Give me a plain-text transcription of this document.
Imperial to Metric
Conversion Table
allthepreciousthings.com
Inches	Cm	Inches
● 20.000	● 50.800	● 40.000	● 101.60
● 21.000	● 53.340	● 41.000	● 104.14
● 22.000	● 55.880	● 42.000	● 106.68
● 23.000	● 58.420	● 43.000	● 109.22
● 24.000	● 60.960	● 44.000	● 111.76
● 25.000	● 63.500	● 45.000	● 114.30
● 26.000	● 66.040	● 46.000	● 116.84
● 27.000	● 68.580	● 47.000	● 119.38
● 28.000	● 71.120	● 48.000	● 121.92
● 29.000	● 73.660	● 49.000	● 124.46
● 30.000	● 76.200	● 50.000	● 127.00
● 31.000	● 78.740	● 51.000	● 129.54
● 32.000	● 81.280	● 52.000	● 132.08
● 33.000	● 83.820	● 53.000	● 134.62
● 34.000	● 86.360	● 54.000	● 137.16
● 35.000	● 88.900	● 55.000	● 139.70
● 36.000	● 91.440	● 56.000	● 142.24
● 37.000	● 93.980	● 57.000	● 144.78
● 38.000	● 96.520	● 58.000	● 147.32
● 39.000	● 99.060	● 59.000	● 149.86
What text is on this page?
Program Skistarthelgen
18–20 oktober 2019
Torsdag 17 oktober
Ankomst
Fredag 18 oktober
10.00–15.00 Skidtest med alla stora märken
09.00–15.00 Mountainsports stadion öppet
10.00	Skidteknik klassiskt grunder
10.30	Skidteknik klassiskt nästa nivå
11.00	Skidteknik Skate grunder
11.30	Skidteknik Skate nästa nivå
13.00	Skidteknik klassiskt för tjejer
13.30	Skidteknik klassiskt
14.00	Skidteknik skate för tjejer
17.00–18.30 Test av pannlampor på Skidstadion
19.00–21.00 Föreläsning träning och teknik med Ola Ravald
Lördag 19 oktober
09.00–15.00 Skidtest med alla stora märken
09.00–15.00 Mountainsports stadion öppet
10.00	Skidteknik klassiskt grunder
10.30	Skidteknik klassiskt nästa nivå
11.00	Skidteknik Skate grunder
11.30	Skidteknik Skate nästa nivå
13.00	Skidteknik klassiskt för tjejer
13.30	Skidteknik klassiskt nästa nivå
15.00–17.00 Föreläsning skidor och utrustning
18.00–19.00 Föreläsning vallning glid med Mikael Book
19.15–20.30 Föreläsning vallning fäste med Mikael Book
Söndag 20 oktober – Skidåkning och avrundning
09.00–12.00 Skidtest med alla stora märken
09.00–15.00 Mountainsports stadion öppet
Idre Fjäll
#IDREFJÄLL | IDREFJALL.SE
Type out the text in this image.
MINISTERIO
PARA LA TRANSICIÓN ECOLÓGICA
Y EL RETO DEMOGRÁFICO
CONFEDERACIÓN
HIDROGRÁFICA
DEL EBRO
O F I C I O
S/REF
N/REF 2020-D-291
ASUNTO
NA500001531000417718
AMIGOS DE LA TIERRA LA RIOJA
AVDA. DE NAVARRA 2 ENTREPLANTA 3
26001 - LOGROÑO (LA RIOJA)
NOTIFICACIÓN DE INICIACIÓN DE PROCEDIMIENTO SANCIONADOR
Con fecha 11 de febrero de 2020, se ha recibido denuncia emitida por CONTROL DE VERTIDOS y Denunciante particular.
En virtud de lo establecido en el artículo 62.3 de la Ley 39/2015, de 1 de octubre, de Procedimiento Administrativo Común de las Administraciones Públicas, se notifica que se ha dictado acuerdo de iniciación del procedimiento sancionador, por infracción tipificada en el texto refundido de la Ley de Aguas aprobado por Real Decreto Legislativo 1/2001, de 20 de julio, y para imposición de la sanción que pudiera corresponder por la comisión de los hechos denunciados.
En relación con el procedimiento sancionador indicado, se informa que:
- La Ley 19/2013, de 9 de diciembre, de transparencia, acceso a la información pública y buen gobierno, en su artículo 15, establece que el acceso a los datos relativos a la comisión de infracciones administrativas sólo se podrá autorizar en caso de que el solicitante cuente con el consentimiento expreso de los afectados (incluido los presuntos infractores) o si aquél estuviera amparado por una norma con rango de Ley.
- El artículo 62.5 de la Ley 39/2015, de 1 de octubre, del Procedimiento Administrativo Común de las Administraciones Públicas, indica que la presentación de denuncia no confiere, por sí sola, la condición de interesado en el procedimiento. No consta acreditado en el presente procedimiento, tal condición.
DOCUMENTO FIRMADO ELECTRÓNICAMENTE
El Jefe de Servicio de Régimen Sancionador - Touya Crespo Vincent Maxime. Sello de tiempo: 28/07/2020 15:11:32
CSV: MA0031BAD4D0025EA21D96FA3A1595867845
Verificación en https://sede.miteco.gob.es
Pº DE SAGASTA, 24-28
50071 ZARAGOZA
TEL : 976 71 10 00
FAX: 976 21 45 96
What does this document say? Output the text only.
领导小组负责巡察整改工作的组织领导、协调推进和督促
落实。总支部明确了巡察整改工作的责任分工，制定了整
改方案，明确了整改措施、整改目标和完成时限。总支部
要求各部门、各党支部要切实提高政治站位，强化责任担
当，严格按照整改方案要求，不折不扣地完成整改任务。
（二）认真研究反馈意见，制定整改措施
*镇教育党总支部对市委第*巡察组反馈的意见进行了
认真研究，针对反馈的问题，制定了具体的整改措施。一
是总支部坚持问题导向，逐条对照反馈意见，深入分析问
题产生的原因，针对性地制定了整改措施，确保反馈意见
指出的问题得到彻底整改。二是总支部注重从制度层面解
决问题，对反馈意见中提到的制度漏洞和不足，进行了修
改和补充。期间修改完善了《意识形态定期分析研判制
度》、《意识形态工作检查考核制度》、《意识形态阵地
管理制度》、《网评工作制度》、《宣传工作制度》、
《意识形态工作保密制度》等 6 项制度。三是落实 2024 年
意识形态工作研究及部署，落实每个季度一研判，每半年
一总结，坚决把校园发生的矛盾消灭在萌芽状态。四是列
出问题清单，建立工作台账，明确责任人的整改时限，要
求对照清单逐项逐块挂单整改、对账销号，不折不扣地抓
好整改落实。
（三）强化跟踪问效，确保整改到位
========================================================================
DO THIS — Copy out all lines that carry the word "Skidtest".

EXERCISE RESULT —
10.00–15.00 Skidtest med alla stora märken
09.00–15.00 Skidtest med alla stora märken
09.00–12.00 Skidtest med alla stora märken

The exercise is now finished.